» REQUIRED WORK: Filter the data below for the string "sampling" and copy each matching line.

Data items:
• • • •
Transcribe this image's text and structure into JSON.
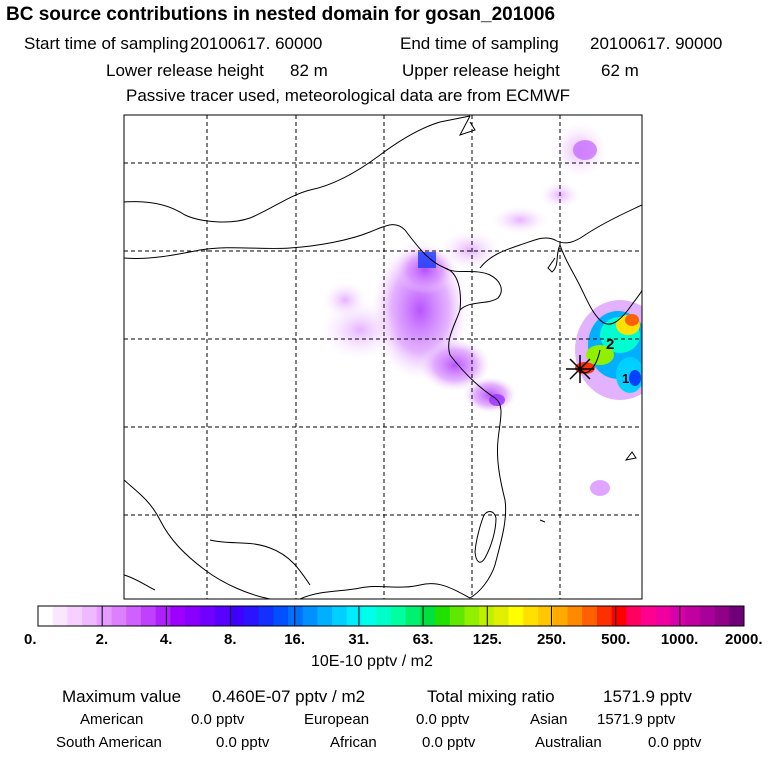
{
  "title": "BC  source contributions in nested domain for gosan_201006",
  "header": {
    "start_label": "Start time of sampling",
    "start_value": "20100617. 60000",
    "end_label": "End time of sampling",
    "end_value": "20100617. 90000",
    "lower_label": "Lower release height",
    "lower_value": "82 m",
    "upper_label": "Upper release height",
    "upper_value": "62 m",
    "note": "Passive tracer used, meteorological data are from ECMWF"
  },
  "map": {
    "site_marker": "receptor-star-icon",
    "labels": [
      "2",
      "1"
    ]
  },
  "colorbar": {
    "ticks": [
      "0.",
      "2.",
      "4.",
      "8.",
      "16.",
      "31.",
      "63.",
      "125.",
      "250.",
      "500.",
      "1000.",
      "2000."
    ],
    "colors": [
      "#ffffff",
      "#fbe6ff",
      "#f6d0ff",
      "#f0b8ff",
      "#e79cff",
      "#dd80ff",
      "#d060ff",
      "#c040ff",
      "#b020ff",
      "#9e00ff",
      "#8a00ff",
      "#7000ff",
      "#5a00ff",
      "#4000ff",
      "#2a14ff",
      "#1430ff",
      "#0050ff",
      "#0070ff",
      "#0090ff",
      "#00b0ff",
      "#00d0ff",
      "#00ecff",
      "#00ffe8",
      "#00ffc8",
      "#00ff9e",
      "#00f070",
      "#00e040",
      "#20e000",
      "#60e800",
      "#90f000",
      "#c0f000",
      "#e0f000",
      "#ffff00",
      "#ffe000",
      "#ffc800",
      "#ffaa00",
      "#ff8a00",
      "#ff6000",
      "#ff3000",
      "#ff0000",
      "#ff0060",
      "#ff0090",
      "#f000a0",
      "#d800a8",
      "#c000a0",
      "#a80098",
      "#900088",
      "#700078"
    ],
    "unit": "10E-10 pptv / m2"
  },
  "stats": {
    "max_label": "Maximum value",
    "max_value": "0.460E-07 pptv / m2",
    "total_label": "Total mixing ratio",
    "total_value": "1571.9 pptv",
    "regions": [
      {
        "name": "American",
        "value": "0.0 pptv"
      },
      {
        "name": "European",
        "value": "0.0 pptv"
      },
      {
        "name": "Asian",
        "value": "1571.9 pptv"
      },
      {
        "name": "South American",
        "value": "0.0 pptv"
      },
      {
        "name": "African",
        "value": "0.0 pptv"
      },
      {
        "name": "Australian",
        "value": "0.0 pptv"
      }
    ]
  }
}
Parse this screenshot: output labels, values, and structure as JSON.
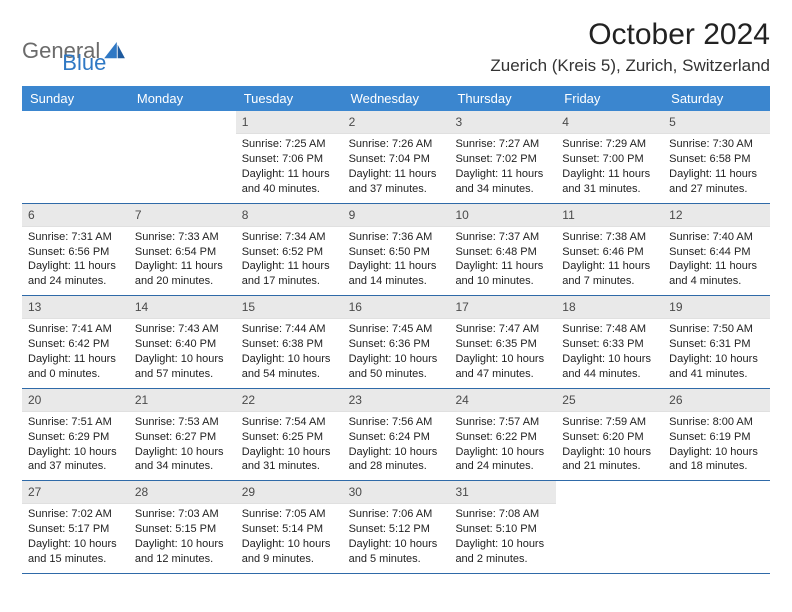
{
  "logo": {
    "text1": "General",
    "text2": "Blue"
  },
  "title": "October 2024",
  "location": "Zuerich (Kreis 5), Zurich, Switzerland",
  "colors": {
    "header_bg": "#3b86cf",
    "header_text": "#ffffff",
    "daynum_bg": "#e9e9e9",
    "daynum_text": "#4a4a4a",
    "row_border": "#2f6aa8",
    "logo_gray": "#6b6b6b",
    "logo_blue": "#2f78c4",
    "body_text": "#222222",
    "background": "#ffffff"
  },
  "typography": {
    "title_fontsize": 30,
    "location_fontsize": 17,
    "header_fontsize": 13,
    "daynum_fontsize": 12,
    "body_fontsize": 11
  },
  "day_headers": [
    "Sunday",
    "Monday",
    "Tuesday",
    "Wednesday",
    "Thursday",
    "Friday",
    "Saturday"
  ],
  "weeks": [
    [
      {
        "empty": true
      },
      {
        "empty": true
      },
      {
        "num": "1",
        "sunrise": "Sunrise: 7:25 AM",
        "sunset": "Sunset: 7:06 PM",
        "daylight": "Daylight: 11 hours and 40 minutes."
      },
      {
        "num": "2",
        "sunrise": "Sunrise: 7:26 AM",
        "sunset": "Sunset: 7:04 PM",
        "daylight": "Daylight: 11 hours and 37 minutes."
      },
      {
        "num": "3",
        "sunrise": "Sunrise: 7:27 AM",
        "sunset": "Sunset: 7:02 PM",
        "daylight": "Daylight: 11 hours and 34 minutes."
      },
      {
        "num": "4",
        "sunrise": "Sunrise: 7:29 AM",
        "sunset": "Sunset: 7:00 PM",
        "daylight": "Daylight: 11 hours and 31 minutes."
      },
      {
        "num": "5",
        "sunrise": "Sunrise: 7:30 AM",
        "sunset": "Sunset: 6:58 PM",
        "daylight": "Daylight: 11 hours and 27 minutes."
      }
    ],
    [
      {
        "num": "6",
        "sunrise": "Sunrise: 7:31 AM",
        "sunset": "Sunset: 6:56 PM",
        "daylight": "Daylight: 11 hours and 24 minutes."
      },
      {
        "num": "7",
        "sunrise": "Sunrise: 7:33 AM",
        "sunset": "Sunset: 6:54 PM",
        "daylight": "Daylight: 11 hours and 20 minutes."
      },
      {
        "num": "8",
        "sunrise": "Sunrise: 7:34 AM",
        "sunset": "Sunset: 6:52 PM",
        "daylight": "Daylight: 11 hours and 17 minutes."
      },
      {
        "num": "9",
        "sunrise": "Sunrise: 7:36 AM",
        "sunset": "Sunset: 6:50 PM",
        "daylight": "Daylight: 11 hours and 14 minutes."
      },
      {
        "num": "10",
        "sunrise": "Sunrise: 7:37 AM",
        "sunset": "Sunset: 6:48 PM",
        "daylight": "Daylight: 11 hours and 10 minutes."
      },
      {
        "num": "11",
        "sunrise": "Sunrise: 7:38 AM",
        "sunset": "Sunset: 6:46 PM",
        "daylight": "Daylight: 11 hours and 7 minutes."
      },
      {
        "num": "12",
        "sunrise": "Sunrise: 7:40 AM",
        "sunset": "Sunset: 6:44 PM",
        "daylight": "Daylight: 11 hours and 4 minutes."
      }
    ],
    [
      {
        "num": "13",
        "sunrise": "Sunrise: 7:41 AM",
        "sunset": "Sunset: 6:42 PM",
        "daylight": "Daylight: 11 hours and 0 minutes."
      },
      {
        "num": "14",
        "sunrise": "Sunrise: 7:43 AM",
        "sunset": "Sunset: 6:40 PM",
        "daylight": "Daylight: 10 hours and 57 minutes."
      },
      {
        "num": "15",
        "sunrise": "Sunrise: 7:44 AM",
        "sunset": "Sunset: 6:38 PM",
        "daylight": "Daylight: 10 hours and 54 minutes."
      },
      {
        "num": "16",
        "sunrise": "Sunrise: 7:45 AM",
        "sunset": "Sunset: 6:36 PM",
        "daylight": "Daylight: 10 hours and 50 minutes."
      },
      {
        "num": "17",
        "sunrise": "Sunrise: 7:47 AM",
        "sunset": "Sunset: 6:35 PM",
        "daylight": "Daylight: 10 hours and 47 minutes."
      },
      {
        "num": "18",
        "sunrise": "Sunrise: 7:48 AM",
        "sunset": "Sunset: 6:33 PM",
        "daylight": "Daylight: 10 hours and 44 minutes."
      },
      {
        "num": "19",
        "sunrise": "Sunrise: 7:50 AM",
        "sunset": "Sunset: 6:31 PM",
        "daylight": "Daylight: 10 hours and 41 minutes."
      }
    ],
    [
      {
        "num": "20",
        "sunrise": "Sunrise: 7:51 AM",
        "sunset": "Sunset: 6:29 PM",
        "daylight": "Daylight: 10 hours and 37 minutes."
      },
      {
        "num": "21",
        "sunrise": "Sunrise: 7:53 AM",
        "sunset": "Sunset: 6:27 PM",
        "daylight": "Daylight: 10 hours and 34 minutes."
      },
      {
        "num": "22",
        "sunrise": "Sunrise: 7:54 AM",
        "sunset": "Sunset: 6:25 PM",
        "daylight": "Daylight: 10 hours and 31 minutes."
      },
      {
        "num": "23",
        "sunrise": "Sunrise: 7:56 AM",
        "sunset": "Sunset: 6:24 PM",
        "daylight": "Daylight: 10 hours and 28 minutes."
      },
      {
        "num": "24",
        "sunrise": "Sunrise: 7:57 AM",
        "sunset": "Sunset: 6:22 PM",
        "daylight": "Daylight: 10 hours and 24 minutes."
      },
      {
        "num": "25",
        "sunrise": "Sunrise: 7:59 AM",
        "sunset": "Sunset: 6:20 PM",
        "daylight": "Daylight: 10 hours and 21 minutes."
      },
      {
        "num": "26",
        "sunrise": "Sunrise: 8:00 AM",
        "sunset": "Sunset: 6:19 PM",
        "daylight": "Daylight: 10 hours and 18 minutes."
      }
    ],
    [
      {
        "num": "27",
        "sunrise": "Sunrise: 7:02 AM",
        "sunset": "Sunset: 5:17 PM",
        "daylight": "Daylight: 10 hours and 15 minutes."
      },
      {
        "num": "28",
        "sunrise": "Sunrise: 7:03 AM",
        "sunset": "Sunset: 5:15 PM",
        "daylight": "Daylight: 10 hours and 12 minutes."
      },
      {
        "num": "29",
        "sunrise": "Sunrise: 7:05 AM",
        "sunset": "Sunset: 5:14 PM",
        "daylight": "Daylight: 10 hours and 9 minutes."
      },
      {
        "num": "30",
        "sunrise": "Sunrise: 7:06 AM",
        "sunset": "Sunset: 5:12 PM",
        "daylight": "Daylight: 10 hours and 5 minutes."
      },
      {
        "num": "31",
        "sunrise": "Sunrise: 7:08 AM",
        "sunset": "Sunset: 5:10 PM",
        "daylight": "Daylight: 10 hours and 2 minutes."
      },
      {
        "empty": true
      },
      {
        "empty": true
      }
    ]
  ]
}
• • • •
» EXERCISE SOLUTION:
    "start_label": "Start time of sampling",
    "end_label": "End time of sampling",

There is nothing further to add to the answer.